[Requirements]
Return all lines where the word "this" can be found.

## BEGIN

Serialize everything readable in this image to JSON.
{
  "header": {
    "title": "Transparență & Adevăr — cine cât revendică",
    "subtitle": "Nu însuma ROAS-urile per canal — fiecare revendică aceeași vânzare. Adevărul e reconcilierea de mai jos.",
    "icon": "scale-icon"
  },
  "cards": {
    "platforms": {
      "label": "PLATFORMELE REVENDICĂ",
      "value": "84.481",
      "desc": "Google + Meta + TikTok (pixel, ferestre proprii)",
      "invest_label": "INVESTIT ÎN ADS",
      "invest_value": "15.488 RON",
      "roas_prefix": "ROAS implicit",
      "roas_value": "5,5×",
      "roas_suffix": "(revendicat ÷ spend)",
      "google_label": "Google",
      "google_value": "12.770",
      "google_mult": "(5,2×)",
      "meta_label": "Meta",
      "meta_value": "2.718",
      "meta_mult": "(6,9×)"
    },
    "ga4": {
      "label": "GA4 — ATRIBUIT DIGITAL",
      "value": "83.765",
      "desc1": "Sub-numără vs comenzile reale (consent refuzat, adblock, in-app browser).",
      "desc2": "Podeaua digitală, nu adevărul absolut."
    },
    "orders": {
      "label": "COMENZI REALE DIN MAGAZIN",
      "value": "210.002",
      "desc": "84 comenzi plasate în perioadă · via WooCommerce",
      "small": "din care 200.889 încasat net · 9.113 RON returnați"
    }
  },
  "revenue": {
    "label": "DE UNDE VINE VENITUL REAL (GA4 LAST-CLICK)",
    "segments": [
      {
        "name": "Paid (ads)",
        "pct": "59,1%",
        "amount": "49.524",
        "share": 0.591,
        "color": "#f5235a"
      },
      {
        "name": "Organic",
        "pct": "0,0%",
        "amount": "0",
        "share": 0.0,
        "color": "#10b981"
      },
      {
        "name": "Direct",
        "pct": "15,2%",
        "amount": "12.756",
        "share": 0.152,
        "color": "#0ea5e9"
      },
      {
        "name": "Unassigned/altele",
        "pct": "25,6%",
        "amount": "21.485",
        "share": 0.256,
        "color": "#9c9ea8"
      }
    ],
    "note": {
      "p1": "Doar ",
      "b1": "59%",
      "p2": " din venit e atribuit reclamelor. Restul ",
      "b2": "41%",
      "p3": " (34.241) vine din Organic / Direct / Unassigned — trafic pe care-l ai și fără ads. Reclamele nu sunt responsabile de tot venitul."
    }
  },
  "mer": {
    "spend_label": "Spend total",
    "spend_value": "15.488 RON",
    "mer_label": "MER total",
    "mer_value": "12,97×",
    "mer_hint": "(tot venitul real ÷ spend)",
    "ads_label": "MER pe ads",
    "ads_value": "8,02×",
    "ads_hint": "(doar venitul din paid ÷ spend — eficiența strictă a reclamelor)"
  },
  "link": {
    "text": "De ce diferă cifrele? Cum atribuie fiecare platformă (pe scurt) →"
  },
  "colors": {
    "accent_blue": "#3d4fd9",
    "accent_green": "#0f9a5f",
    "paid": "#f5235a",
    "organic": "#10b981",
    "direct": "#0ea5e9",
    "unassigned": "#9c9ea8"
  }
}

## END
## BEGIN

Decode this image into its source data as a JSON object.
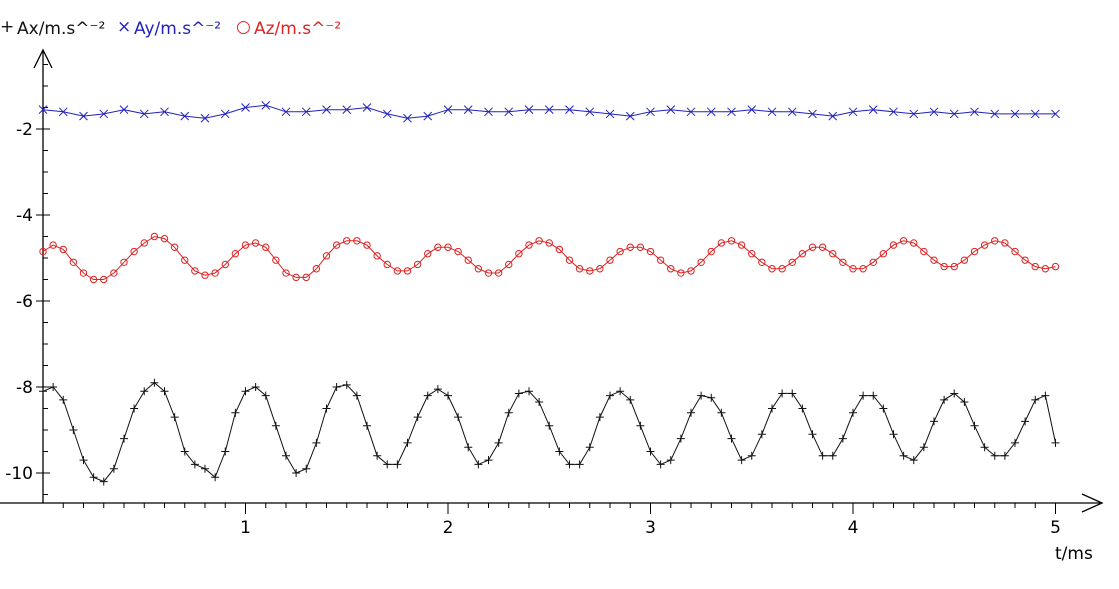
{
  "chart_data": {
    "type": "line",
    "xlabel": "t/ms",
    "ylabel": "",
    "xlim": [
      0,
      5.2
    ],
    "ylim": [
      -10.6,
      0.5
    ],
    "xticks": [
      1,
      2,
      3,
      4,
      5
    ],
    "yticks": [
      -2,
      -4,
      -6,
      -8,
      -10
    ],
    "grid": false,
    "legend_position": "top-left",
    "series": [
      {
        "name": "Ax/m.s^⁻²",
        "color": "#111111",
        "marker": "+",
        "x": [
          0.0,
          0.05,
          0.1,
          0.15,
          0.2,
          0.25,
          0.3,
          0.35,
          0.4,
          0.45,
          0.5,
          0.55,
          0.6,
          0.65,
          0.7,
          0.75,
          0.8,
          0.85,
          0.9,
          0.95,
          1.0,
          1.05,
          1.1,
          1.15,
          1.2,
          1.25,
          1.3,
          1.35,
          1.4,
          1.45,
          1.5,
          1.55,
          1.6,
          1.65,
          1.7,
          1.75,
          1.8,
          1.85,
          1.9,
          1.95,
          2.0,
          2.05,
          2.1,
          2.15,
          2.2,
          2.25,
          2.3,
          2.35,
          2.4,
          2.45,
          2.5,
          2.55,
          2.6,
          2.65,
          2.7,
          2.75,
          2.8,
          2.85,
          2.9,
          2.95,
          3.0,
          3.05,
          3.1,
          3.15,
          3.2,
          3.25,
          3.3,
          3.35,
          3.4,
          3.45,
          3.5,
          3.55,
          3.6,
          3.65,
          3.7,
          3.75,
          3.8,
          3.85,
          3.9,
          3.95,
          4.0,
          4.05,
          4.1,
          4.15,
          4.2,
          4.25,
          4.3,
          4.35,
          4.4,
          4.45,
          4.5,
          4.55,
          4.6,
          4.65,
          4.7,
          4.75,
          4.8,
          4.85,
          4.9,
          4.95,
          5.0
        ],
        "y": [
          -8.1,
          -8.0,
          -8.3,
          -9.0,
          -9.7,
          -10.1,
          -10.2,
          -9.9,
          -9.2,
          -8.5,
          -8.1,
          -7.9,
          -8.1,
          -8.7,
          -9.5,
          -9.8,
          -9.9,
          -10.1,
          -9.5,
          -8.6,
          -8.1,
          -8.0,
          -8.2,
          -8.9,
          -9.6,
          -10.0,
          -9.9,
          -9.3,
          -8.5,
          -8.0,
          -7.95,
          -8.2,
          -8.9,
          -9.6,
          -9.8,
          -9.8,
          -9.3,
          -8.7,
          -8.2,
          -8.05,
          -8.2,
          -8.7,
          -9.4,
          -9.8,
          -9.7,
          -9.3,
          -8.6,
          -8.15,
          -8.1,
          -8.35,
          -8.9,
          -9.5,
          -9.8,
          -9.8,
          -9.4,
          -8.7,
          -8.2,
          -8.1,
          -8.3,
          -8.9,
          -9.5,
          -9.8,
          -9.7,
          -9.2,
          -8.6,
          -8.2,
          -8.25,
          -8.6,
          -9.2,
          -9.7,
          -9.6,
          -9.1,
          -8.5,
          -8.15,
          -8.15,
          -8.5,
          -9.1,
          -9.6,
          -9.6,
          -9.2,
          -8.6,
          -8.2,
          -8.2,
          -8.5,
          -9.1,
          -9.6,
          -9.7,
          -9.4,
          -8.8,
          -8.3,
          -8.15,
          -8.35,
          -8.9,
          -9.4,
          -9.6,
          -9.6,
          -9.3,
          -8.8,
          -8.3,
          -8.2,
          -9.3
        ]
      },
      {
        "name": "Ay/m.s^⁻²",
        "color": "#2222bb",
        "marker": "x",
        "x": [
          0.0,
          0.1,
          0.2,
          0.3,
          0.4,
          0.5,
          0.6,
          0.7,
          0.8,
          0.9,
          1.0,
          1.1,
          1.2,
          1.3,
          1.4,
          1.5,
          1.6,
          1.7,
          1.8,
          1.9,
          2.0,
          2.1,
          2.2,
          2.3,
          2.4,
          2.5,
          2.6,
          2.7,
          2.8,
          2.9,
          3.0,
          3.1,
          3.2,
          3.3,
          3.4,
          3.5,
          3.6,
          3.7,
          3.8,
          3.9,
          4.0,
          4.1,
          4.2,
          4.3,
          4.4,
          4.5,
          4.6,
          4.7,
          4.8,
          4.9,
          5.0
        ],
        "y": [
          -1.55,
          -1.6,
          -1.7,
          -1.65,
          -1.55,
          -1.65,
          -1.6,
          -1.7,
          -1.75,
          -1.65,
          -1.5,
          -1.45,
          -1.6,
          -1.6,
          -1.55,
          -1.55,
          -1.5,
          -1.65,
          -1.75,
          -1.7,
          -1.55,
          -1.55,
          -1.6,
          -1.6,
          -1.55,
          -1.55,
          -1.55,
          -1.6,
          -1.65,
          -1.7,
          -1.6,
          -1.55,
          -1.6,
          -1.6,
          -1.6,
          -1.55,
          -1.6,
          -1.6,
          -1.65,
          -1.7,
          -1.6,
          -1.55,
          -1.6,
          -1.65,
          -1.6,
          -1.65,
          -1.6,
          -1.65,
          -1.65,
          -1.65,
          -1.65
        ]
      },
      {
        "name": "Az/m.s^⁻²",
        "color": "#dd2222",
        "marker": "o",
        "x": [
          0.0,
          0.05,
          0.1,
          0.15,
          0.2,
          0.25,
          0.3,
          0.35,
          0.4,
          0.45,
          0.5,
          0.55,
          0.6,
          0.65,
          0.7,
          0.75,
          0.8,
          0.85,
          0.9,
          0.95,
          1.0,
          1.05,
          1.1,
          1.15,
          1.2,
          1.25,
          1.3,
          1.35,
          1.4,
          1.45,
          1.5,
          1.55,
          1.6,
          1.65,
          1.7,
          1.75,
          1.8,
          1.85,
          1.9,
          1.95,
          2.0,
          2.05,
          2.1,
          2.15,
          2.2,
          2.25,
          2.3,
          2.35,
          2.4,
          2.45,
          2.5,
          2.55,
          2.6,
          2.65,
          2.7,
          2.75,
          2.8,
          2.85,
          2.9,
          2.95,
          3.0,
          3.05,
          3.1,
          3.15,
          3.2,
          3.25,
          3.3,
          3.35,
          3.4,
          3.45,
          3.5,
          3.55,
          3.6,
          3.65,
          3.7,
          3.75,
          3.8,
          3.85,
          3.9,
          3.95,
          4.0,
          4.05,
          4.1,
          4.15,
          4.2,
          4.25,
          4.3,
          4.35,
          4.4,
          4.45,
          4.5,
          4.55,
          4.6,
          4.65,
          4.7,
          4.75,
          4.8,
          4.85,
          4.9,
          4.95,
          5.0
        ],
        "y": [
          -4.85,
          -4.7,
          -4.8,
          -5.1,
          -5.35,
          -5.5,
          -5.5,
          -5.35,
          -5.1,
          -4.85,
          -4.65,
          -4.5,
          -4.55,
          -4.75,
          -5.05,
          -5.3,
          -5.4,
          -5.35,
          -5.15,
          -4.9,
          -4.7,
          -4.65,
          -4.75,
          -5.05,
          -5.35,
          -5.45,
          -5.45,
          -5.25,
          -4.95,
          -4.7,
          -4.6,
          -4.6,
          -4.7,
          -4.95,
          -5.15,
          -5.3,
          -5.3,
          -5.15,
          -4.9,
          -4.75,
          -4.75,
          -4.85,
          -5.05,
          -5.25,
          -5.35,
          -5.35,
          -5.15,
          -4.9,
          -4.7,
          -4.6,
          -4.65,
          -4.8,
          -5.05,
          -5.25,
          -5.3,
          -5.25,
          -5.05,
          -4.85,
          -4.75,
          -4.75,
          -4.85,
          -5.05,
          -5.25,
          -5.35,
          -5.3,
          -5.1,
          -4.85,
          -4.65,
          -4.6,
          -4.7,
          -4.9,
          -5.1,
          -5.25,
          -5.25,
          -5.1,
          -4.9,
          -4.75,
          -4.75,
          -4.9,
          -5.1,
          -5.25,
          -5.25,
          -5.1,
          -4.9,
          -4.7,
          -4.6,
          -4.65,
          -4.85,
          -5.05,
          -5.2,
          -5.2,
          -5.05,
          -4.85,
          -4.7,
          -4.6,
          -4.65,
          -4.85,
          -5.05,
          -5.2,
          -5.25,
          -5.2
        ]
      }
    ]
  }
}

## END

[Response to the exercise]
Serialize everything readable in this image to JSON.
Decode this image into its source data as a JSON object.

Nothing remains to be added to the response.